Records from a collection of figures
○ ○ ○ ○ ○ ○ ○

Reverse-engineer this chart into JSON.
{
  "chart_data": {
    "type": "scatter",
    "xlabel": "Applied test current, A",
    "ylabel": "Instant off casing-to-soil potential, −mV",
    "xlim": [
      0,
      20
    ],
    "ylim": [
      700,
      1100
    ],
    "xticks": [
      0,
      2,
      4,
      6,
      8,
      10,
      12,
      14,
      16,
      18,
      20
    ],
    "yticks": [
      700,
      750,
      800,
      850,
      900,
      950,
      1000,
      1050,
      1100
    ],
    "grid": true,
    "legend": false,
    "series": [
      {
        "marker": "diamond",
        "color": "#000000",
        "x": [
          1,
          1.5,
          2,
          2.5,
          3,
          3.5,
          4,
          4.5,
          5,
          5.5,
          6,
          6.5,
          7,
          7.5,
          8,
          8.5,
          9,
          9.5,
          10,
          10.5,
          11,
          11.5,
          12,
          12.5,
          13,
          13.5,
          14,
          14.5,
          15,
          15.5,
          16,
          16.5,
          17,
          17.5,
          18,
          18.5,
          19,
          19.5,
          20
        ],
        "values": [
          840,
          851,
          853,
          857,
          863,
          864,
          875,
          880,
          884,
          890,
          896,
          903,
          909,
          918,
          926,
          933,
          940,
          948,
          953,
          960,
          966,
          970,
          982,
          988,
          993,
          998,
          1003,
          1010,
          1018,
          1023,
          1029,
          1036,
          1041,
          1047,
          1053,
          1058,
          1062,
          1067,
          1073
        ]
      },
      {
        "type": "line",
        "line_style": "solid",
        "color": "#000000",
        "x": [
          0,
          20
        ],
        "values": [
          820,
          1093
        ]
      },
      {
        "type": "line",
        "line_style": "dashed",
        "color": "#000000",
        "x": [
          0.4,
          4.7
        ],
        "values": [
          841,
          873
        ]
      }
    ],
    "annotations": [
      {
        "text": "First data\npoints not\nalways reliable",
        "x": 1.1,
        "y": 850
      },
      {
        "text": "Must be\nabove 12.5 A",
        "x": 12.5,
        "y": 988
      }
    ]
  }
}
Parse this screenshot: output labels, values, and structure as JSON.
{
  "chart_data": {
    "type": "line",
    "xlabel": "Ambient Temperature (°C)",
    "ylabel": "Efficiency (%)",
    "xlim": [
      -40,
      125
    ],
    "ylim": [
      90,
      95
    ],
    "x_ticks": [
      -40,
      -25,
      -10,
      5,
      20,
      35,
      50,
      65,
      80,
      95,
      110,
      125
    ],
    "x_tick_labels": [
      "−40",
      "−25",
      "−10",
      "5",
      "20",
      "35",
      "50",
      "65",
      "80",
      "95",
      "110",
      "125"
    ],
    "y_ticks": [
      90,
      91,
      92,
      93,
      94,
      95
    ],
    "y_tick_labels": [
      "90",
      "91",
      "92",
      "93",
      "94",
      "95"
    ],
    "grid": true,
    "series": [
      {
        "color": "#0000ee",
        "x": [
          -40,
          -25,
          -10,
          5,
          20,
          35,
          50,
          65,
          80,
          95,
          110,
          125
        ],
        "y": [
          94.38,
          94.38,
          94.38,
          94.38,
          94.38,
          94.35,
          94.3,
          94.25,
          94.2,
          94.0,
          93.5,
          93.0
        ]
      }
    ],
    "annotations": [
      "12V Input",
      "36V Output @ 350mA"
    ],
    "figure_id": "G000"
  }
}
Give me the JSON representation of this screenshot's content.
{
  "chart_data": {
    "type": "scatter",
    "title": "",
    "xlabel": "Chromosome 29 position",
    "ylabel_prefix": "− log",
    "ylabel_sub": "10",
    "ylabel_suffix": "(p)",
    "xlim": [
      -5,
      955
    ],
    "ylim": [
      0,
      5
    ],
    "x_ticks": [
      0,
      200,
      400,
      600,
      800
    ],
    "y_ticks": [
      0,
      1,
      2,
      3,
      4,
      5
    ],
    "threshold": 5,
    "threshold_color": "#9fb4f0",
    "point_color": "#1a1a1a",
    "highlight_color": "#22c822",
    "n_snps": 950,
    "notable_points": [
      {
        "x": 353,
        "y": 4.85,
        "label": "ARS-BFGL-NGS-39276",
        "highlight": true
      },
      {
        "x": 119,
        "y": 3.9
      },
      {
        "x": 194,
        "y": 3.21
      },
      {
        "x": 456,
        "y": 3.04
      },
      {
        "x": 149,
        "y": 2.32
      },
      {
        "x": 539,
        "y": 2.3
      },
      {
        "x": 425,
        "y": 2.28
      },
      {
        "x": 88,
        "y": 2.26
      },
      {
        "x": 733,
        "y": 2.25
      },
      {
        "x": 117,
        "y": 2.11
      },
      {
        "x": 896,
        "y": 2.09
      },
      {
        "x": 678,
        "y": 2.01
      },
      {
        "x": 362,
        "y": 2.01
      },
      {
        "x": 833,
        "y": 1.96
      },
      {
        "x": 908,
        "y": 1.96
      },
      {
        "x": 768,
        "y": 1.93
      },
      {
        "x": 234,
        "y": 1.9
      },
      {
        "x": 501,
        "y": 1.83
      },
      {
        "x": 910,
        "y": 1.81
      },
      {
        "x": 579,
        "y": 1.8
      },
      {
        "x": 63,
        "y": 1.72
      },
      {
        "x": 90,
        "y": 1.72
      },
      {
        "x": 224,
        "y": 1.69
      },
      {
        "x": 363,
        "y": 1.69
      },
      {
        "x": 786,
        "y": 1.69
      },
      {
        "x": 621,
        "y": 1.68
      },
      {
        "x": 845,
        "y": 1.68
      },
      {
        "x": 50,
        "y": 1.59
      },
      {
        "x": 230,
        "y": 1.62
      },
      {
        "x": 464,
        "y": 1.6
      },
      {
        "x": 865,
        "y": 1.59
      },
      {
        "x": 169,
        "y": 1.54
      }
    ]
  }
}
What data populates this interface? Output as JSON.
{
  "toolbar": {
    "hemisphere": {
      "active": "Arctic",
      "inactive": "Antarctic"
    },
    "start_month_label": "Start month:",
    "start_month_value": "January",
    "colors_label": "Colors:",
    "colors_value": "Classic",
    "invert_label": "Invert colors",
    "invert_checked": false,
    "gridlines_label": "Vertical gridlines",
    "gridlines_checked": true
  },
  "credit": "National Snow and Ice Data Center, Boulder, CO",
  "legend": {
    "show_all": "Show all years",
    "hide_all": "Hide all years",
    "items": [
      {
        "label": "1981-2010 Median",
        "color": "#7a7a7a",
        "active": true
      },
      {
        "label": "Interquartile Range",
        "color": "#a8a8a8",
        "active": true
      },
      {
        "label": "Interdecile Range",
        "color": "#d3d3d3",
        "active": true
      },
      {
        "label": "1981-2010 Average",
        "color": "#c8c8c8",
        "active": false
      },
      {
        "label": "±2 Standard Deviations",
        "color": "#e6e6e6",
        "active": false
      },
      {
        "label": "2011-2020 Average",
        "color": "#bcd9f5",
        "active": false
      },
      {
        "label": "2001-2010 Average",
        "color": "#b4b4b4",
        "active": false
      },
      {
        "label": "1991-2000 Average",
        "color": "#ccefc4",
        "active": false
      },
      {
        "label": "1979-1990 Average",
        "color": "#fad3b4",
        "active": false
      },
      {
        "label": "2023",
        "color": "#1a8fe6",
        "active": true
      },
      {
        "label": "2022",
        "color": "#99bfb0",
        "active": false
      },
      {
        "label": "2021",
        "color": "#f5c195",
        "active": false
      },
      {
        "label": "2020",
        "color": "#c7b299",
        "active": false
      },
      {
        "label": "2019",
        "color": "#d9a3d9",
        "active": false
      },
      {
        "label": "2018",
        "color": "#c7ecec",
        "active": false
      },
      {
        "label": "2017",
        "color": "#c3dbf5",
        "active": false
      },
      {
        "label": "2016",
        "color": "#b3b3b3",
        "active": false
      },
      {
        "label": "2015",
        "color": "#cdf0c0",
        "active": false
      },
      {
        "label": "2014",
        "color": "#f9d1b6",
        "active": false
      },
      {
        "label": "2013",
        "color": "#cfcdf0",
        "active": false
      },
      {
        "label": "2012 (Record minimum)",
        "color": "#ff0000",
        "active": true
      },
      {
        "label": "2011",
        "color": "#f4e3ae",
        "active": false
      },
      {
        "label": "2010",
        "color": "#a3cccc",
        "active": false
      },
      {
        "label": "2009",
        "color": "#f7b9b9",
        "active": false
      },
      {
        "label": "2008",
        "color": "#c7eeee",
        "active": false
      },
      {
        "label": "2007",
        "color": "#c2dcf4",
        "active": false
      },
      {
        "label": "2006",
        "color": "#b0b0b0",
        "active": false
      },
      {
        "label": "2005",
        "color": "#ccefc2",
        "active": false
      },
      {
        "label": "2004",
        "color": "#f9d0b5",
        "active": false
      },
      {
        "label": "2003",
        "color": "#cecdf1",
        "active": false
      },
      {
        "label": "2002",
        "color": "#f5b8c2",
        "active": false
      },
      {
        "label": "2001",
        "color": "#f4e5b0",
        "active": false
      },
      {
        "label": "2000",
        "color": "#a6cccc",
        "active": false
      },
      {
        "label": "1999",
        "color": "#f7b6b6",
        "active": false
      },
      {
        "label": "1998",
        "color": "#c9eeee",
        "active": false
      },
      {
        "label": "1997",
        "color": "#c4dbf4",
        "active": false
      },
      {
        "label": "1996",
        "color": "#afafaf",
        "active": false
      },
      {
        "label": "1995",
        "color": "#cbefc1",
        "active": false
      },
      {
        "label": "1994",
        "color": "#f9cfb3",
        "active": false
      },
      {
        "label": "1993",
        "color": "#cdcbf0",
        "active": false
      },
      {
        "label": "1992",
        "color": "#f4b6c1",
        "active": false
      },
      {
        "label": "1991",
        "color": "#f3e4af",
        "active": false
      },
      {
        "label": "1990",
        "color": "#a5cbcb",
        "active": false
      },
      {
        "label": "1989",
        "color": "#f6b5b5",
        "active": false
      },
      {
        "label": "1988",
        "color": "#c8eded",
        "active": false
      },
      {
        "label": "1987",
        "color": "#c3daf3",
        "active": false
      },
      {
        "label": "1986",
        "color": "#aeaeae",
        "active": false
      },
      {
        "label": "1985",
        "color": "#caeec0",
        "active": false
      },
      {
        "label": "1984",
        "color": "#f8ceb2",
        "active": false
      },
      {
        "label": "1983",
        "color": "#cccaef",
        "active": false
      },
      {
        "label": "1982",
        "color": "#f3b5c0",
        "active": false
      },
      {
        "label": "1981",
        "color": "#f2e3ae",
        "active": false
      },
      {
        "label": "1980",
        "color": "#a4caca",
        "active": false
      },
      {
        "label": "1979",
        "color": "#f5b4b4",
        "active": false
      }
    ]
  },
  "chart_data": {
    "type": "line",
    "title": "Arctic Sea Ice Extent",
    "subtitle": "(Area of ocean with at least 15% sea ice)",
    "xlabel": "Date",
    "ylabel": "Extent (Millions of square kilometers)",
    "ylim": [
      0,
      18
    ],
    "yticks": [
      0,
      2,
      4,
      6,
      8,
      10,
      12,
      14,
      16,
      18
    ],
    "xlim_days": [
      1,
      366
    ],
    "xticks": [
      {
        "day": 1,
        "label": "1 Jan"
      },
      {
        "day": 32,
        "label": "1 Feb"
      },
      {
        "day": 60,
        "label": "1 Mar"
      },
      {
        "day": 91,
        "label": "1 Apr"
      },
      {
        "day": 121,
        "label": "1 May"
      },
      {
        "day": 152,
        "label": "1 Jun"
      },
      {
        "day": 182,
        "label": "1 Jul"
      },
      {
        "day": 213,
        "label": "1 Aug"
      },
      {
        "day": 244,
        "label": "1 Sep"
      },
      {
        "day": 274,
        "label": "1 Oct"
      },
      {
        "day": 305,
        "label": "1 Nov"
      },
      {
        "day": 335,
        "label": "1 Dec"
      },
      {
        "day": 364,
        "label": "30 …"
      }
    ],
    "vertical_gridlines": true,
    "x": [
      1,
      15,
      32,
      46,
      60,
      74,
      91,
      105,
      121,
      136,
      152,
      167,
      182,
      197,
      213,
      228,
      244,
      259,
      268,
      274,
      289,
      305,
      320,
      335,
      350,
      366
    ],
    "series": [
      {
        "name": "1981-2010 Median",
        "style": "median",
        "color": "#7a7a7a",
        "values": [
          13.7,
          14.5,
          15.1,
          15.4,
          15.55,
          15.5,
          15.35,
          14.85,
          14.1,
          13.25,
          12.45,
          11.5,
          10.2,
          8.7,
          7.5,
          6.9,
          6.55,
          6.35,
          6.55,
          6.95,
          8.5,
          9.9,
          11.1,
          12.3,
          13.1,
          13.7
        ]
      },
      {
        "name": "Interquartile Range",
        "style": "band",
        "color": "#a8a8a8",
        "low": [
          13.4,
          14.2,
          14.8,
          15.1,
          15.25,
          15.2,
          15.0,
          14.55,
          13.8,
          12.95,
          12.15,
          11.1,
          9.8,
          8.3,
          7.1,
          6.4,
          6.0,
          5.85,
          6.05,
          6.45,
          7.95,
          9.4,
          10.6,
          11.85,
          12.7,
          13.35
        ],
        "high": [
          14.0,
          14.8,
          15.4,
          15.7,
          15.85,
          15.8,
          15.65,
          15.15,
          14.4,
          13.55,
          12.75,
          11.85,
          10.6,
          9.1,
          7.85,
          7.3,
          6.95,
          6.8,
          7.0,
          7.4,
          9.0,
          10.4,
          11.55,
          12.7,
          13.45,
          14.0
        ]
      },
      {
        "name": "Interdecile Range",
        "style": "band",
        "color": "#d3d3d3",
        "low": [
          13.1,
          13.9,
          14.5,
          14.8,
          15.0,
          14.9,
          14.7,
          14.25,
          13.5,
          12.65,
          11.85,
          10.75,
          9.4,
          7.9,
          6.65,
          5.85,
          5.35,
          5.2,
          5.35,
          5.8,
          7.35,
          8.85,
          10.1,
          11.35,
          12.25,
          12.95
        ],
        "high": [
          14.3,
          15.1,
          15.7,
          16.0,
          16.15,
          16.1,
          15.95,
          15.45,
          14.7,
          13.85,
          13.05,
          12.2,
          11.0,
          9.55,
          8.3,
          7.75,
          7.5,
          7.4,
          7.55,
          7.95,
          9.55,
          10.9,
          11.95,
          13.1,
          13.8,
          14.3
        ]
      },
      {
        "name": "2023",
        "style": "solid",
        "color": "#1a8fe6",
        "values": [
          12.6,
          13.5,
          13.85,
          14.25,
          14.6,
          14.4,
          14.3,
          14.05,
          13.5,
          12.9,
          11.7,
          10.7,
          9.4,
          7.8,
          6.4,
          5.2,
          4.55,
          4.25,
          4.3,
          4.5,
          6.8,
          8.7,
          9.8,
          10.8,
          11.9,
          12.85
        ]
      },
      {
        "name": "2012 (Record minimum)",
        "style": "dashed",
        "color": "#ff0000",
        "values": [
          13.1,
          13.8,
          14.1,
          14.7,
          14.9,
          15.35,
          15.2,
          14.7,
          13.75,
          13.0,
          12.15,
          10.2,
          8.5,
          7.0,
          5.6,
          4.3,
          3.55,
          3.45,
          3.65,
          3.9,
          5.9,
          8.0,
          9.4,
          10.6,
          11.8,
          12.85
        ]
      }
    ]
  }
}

○ ○ ○ ○ ○ ○ ○

Task to carry out
Go through the listing above line by line and say how many lines hold the word "Interdecile". Reply with that number only.

Correct answer
2